Every line holding the word "removed" counts once. Give the total, nothing more.
+ + + + +
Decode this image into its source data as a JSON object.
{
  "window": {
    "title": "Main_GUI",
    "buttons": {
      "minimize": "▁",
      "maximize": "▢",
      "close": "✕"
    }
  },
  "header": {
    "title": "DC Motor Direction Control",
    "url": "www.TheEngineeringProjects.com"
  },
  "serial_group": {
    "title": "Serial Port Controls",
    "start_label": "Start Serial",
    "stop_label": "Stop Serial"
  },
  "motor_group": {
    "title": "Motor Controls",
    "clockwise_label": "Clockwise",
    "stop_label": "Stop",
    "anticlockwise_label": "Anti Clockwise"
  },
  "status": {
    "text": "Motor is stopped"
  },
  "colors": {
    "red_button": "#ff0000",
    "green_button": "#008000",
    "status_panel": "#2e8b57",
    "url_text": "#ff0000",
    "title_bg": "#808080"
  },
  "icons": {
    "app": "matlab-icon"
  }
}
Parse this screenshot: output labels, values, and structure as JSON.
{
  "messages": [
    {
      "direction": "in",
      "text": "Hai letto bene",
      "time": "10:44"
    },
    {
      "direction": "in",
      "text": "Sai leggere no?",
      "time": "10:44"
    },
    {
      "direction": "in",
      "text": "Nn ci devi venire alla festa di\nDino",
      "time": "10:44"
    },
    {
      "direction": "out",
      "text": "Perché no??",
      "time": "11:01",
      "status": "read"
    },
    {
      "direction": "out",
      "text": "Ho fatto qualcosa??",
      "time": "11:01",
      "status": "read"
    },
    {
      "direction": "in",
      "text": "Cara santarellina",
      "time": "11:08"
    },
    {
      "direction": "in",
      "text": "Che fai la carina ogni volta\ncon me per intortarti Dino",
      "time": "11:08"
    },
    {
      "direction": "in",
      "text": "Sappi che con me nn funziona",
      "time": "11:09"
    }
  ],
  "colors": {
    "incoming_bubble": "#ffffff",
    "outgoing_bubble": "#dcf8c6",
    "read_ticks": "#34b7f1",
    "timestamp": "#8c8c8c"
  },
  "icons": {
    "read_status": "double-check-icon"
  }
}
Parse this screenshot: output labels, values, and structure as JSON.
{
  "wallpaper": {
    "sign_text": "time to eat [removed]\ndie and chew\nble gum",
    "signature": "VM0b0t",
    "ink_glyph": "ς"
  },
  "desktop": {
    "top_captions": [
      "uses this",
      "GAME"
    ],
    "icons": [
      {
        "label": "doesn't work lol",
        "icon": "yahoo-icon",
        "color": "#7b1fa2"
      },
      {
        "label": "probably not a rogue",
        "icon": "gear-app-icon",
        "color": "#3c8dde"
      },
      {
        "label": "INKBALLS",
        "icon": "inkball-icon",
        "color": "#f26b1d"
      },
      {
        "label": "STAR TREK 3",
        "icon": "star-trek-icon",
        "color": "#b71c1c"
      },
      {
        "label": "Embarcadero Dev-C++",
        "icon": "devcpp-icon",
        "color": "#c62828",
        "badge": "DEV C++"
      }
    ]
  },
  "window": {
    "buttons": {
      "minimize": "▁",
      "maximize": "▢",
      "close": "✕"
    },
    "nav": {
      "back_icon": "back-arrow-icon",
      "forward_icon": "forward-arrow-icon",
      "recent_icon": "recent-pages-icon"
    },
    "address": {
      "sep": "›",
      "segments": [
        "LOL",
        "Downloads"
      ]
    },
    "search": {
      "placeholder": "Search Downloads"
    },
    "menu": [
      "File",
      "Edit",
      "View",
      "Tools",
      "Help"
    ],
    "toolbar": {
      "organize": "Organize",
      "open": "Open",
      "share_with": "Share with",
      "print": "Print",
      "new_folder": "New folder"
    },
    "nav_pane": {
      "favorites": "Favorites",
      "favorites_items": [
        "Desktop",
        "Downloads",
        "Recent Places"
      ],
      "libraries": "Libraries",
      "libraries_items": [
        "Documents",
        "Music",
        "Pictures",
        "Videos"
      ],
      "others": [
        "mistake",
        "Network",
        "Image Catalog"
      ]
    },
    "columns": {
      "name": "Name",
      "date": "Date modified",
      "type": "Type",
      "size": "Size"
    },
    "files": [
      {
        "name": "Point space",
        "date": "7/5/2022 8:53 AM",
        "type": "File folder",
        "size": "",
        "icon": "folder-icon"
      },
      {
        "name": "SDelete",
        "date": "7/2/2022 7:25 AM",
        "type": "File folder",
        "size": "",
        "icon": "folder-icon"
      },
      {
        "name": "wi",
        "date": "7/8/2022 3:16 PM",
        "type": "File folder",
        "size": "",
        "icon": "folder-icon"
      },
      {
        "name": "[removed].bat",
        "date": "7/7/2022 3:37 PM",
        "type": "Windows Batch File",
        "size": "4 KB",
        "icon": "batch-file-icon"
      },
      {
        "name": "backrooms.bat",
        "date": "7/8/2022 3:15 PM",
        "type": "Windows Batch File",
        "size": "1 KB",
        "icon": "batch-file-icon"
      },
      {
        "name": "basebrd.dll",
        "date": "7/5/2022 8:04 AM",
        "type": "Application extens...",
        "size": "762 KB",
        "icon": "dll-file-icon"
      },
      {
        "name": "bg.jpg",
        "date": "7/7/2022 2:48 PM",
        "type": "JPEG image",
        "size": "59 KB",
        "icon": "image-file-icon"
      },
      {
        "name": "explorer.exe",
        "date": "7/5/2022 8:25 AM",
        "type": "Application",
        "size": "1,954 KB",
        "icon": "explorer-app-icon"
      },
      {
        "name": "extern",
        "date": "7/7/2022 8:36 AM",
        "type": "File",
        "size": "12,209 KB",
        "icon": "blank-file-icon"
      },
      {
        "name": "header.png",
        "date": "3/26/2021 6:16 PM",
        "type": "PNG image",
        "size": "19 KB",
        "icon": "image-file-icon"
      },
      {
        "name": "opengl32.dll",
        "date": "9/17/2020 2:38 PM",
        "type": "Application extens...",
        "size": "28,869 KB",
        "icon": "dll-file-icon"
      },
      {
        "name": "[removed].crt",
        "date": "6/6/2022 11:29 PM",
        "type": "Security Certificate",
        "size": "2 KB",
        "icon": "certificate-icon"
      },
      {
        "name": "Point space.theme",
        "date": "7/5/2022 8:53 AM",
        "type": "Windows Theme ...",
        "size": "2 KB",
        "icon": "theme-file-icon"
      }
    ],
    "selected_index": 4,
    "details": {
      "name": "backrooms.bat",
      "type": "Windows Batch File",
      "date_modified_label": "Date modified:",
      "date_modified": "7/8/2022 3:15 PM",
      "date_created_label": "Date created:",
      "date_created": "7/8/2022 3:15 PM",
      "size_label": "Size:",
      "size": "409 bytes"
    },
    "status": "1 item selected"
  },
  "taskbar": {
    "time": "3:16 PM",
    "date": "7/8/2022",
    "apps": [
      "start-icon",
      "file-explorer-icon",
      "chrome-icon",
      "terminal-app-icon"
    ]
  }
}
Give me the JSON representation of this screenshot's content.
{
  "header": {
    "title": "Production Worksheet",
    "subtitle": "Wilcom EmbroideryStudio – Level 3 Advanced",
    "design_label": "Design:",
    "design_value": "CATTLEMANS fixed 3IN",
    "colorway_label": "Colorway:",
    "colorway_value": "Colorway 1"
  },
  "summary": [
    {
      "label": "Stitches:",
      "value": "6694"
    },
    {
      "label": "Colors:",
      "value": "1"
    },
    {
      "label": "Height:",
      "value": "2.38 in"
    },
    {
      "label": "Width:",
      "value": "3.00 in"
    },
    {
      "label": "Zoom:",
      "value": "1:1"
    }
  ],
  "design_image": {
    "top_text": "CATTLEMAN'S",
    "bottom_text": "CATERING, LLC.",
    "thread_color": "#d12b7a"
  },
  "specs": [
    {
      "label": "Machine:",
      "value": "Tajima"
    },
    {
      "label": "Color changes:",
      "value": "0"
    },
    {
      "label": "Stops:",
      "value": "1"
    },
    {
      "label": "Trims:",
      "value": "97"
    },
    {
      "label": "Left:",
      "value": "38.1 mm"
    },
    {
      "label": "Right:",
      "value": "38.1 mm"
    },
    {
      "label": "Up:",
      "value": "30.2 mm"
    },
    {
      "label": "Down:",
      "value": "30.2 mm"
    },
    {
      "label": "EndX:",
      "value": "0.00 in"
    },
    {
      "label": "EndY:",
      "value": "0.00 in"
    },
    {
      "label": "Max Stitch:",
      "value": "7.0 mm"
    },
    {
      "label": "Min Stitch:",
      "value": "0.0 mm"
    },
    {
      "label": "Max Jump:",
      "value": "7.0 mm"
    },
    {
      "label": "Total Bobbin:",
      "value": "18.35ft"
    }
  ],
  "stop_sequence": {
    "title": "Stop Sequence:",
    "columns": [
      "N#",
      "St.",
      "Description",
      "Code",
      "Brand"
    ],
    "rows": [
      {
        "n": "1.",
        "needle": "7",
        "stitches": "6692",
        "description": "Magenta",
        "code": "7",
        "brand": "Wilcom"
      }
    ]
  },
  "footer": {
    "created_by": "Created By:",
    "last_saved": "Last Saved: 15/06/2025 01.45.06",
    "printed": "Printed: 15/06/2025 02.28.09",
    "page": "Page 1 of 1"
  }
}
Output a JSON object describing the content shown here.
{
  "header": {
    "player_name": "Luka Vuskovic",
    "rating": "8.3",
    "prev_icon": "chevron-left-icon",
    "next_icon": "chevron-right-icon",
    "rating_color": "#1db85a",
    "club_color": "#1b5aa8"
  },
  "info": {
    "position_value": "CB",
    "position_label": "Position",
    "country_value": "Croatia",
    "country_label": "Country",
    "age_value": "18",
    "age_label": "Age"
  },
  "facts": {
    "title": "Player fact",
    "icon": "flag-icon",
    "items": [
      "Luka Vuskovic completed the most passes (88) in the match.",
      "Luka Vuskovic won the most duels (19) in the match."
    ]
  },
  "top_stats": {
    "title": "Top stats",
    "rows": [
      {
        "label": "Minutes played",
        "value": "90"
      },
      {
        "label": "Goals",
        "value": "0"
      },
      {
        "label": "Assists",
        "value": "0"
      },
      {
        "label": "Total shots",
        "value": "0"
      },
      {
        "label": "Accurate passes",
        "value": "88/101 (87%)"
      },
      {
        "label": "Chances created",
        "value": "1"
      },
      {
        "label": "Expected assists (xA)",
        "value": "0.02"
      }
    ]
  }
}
+ + + + +
_The solution_:
3